■ **WHAT TO WORK ON**: Return the lines below that carry the word "marker".
━━━ EXTRACTED ENTRIES
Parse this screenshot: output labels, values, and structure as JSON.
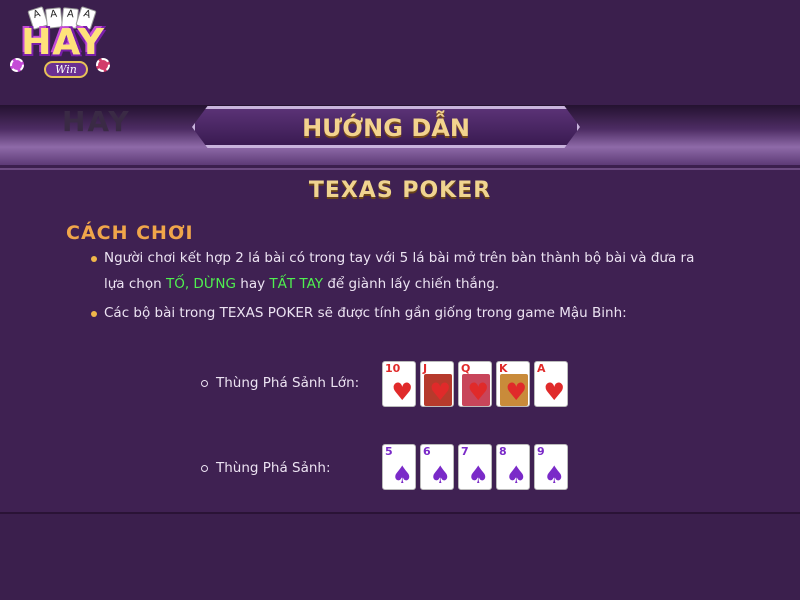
{
  "logo": {
    "word": "HAY",
    "badge": "Win",
    "mini_cards": [
      "A",
      "A",
      "A",
      "A"
    ]
  },
  "header": {
    "title": "HƯỚNG DẪN",
    "ghost_text": "HAY"
  },
  "content": {
    "game_title": "TEXAS POKER",
    "section_title": "CÁCH CHƠI",
    "para1_line1": "Người chơi kết hợp 2 lá bài có trong tay với 5 lá bài mở trên bàn thành bộ bài và đưa ra",
    "para1_line2_a": "lựa chọn ",
    "para1_hl1": "TỐ, DỪNG",
    "para1_line2_b": " hay ",
    "para1_hl2": "TẤT TAY",
    "para1_line2_c": " để giành lấy chiến thắng.",
    "para2": "Các bộ bài trong TEXAS POKER  sẽ được tính gần giống trong game Mậu Binh:",
    "hands": [
      {
        "label": "Thùng Phá Sảnh Lớn:",
        "cards": [
          {
            "rank": "10",
            "suit": "♥",
            "color": "#e02a2a",
            "art": ""
          },
          {
            "rank": "J",
            "suit": "♥",
            "color": "#e02a2a",
            "art": "#b63a2c"
          },
          {
            "rank": "Q",
            "suit": "♥",
            "color": "#e02a2a",
            "art": "#c8455a"
          },
          {
            "rank": "K",
            "suit": "♥",
            "color": "#e02a2a",
            "art": "#c98b3a"
          },
          {
            "rank": "A",
            "suit": "♥",
            "color": "#e02a2a",
            "art": ""
          }
        ]
      },
      {
        "label": "Thùng Phá Sảnh:",
        "cards": [
          {
            "rank": "5",
            "suit": "♠",
            "color": "#7a2ac8",
            "art": ""
          },
          {
            "rank": "6",
            "suit": "♠",
            "color": "#7a2ac8",
            "art": ""
          },
          {
            "rank": "7",
            "suit": "♠",
            "color": "#7a2ac8",
            "art": ""
          },
          {
            "rank": "8",
            "suit": "♠",
            "color": "#7a2ac8",
            "art": ""
          },
          {
            "rank": "9",
            "suit": "♠",
            "color": "#7a2ac8",
            "art": ""
          }
        ]
      }
    ]
  },
  "colors": {
    "background": "#3b1f4d",
    "accent_gold": "#f0d490",
    "section_orange": "#f0a64a",
    "highlight_green": "#4ff04f"
  }
}
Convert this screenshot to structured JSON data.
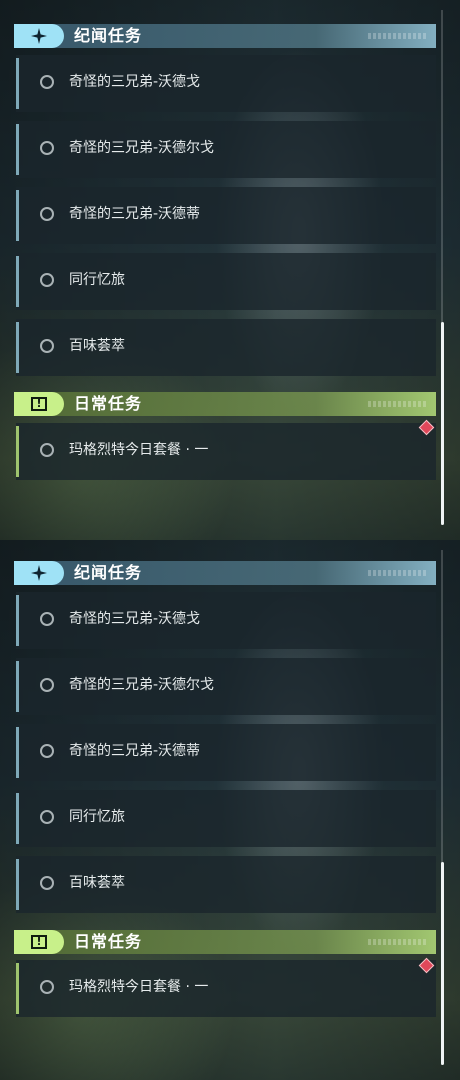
{
  "sections": {
    "story": {
      "title": "纪闻任务",
      "icon": "sparkle-star-icon",
      "accent_color": "#9fe2f6",
      "quests": [
        {
          "label": "奇怪的三兄弟-沃德戈"
        },
        {
          "label": "奇怪的三兄弟-沃德尔戈"
        },
        {
          "label": "奇怪的三兄弟-沃德蒂"
        },
        {
          "label": "同行忆旅"
        },
        {
          "label": "百味荟萃"
        }
      ]
    },
    "daily": {
      "title": "日常任务",
      "icon": "alert-exclamation-icon",
      "accent_color": "#c8f08a",
      "quests": [
        {
          "label": "玛格烈特今日套餐 · 一",
          "marker": "red-diamond-icon"
        }
      ]
    }
  },
  "colors": {
    "marker": "#e0485a",
    "scrollbar_thumb": "#f0f4f5"
  }
}
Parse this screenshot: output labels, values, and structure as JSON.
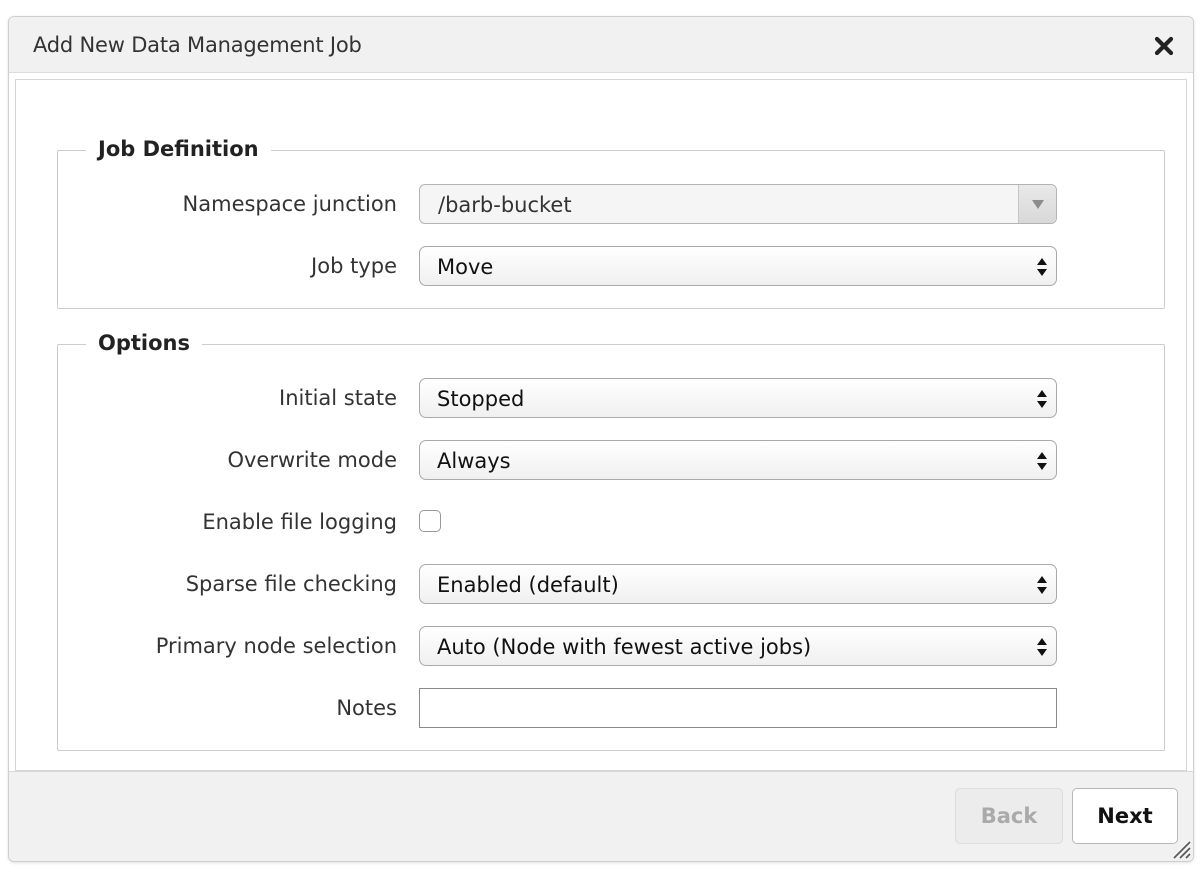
━━━━━━
■ **ANSWER FOR THE TASK**:
          "marker": "red-diamond-icon"
    "marker": "#e0485a",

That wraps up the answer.